The problem:
Reproduce these lines word for word, covering every record.

-- BEGIN Source records --

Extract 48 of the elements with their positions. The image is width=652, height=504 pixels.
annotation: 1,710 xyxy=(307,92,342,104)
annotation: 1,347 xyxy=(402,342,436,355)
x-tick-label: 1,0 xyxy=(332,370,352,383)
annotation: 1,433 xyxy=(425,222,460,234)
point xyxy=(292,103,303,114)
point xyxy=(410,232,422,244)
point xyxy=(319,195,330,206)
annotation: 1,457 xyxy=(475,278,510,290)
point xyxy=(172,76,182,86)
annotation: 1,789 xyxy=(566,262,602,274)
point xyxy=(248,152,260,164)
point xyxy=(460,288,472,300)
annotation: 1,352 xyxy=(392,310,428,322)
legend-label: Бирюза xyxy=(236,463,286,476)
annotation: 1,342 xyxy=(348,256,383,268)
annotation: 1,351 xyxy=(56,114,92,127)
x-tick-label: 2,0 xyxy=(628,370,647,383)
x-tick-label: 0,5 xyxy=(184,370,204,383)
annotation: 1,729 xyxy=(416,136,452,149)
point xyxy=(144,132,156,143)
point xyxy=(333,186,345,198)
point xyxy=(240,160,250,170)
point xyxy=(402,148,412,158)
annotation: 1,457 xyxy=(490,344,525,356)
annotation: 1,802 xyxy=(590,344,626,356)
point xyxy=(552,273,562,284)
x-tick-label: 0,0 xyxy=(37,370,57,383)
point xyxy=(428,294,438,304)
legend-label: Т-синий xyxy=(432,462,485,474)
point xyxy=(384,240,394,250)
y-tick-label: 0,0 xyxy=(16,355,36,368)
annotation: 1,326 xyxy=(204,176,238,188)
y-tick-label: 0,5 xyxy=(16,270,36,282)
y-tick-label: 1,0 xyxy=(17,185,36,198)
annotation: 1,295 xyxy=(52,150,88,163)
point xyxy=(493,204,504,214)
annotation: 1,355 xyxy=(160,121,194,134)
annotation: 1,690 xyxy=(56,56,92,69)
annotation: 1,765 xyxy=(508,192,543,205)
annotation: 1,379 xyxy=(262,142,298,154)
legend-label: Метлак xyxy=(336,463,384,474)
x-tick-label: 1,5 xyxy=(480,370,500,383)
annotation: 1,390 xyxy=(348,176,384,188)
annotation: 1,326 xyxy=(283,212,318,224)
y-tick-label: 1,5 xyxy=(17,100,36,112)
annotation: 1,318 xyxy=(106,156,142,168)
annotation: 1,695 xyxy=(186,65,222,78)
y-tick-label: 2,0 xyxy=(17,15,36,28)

-- END Source records --

Full solution:
Extract 48 of the elements with their positions. The image is width=652, height=504 pixels.
annotation: 1,710 xyxy=(307,92,342,104)
annotation: 1,347 xyxy=(402,342,436,355)
x-tick-label: 1,0 xyxy=(332,370,352,383)
annotation: 1,433 xyxy=(425,222,460,234)
point xyxy=(292,103,303,114)
point xyxy=(410,232,422,244)
point xyxy=(319,195,330,206)
annotation: 1,457 xyxy=(475,278,510,290)
point xyxy=(172,76,182,86)
annotation: 1,789 xyxy=(566,262,602,274)
point xyxy=(248,152,260,164)
point xyxy=(460,288,472,300)
annotation: 1,352 xyxy=(392,310,428,322)
legend-label: Бирюза xyxy=(236,463,286,476)
annotation: 1,342 xyxy=(348,256,383,268)
annotation: 1,351 xyxy=(56,114,92,127)
x-tick-label: 2,0 xyxy=(628,370,647,383)
x-tick-label: 0,5 xyxy=(184,370,204,383)
annotation: 1,729 xyxy=(416,136,452,149)
point xyxy=(144,132,156,143)
point xyxy=(333,186,345,198)
point xyxy=(240,160,250,170)
point xyxy=(402,148,412,158)
annotation: 1,457 xyxy=(490,344,525,356)
annotation: 1,802 xyxy=(590,344,626,356)
point xyxy=(552,273,562,284)
x-tick-label: 0,0 xyxy=(37,370,57,383)
point xyxy=(428,294,438,304)
legend-label: Т-синий xyxy=(432,462,485,474)
point xyxy=(384,240,394,250)
y-tick-label: 0,0 xyxy=(16,355,36,368)
annotation: 1,326 xyxy=(204,176,238,188)
y-tick-label: 0,5 xyxy=(16,270,36,282)
y-tick-label: 1,0 xyxy=(17,185,36,198)
annotation: 1,295 xyxy=(52,150,88,163)
point xyxy=(493,204,504,214)
annotation: 1,355 xyxy=(160,121,194,134)
annotation: 1,690 xyxy=(56,56,92,69)
annotation: 1,765 xyxy=(508,192,543,205)
annotation: 1,379 xyxy=(262,142,298,154)
legend-label: Метлак xyxy=(336,463,384,474)
x-tick-label: 1,5 xyxy=(480,370,500,383)
annotation: 1,390 xyxy=(348,176,384,188)
annotation: 1,326 xyxy=(283,212,318,224)
y-tick-label: 1,5 xyxy=(17,100,36,112)
annotation: 1,318 xyxy=(106,156,142,168)
annotation: 1,695 xyxy=(186,65,222,78)
y-tick-label: 2,0 xyxy=(17,15,36,28)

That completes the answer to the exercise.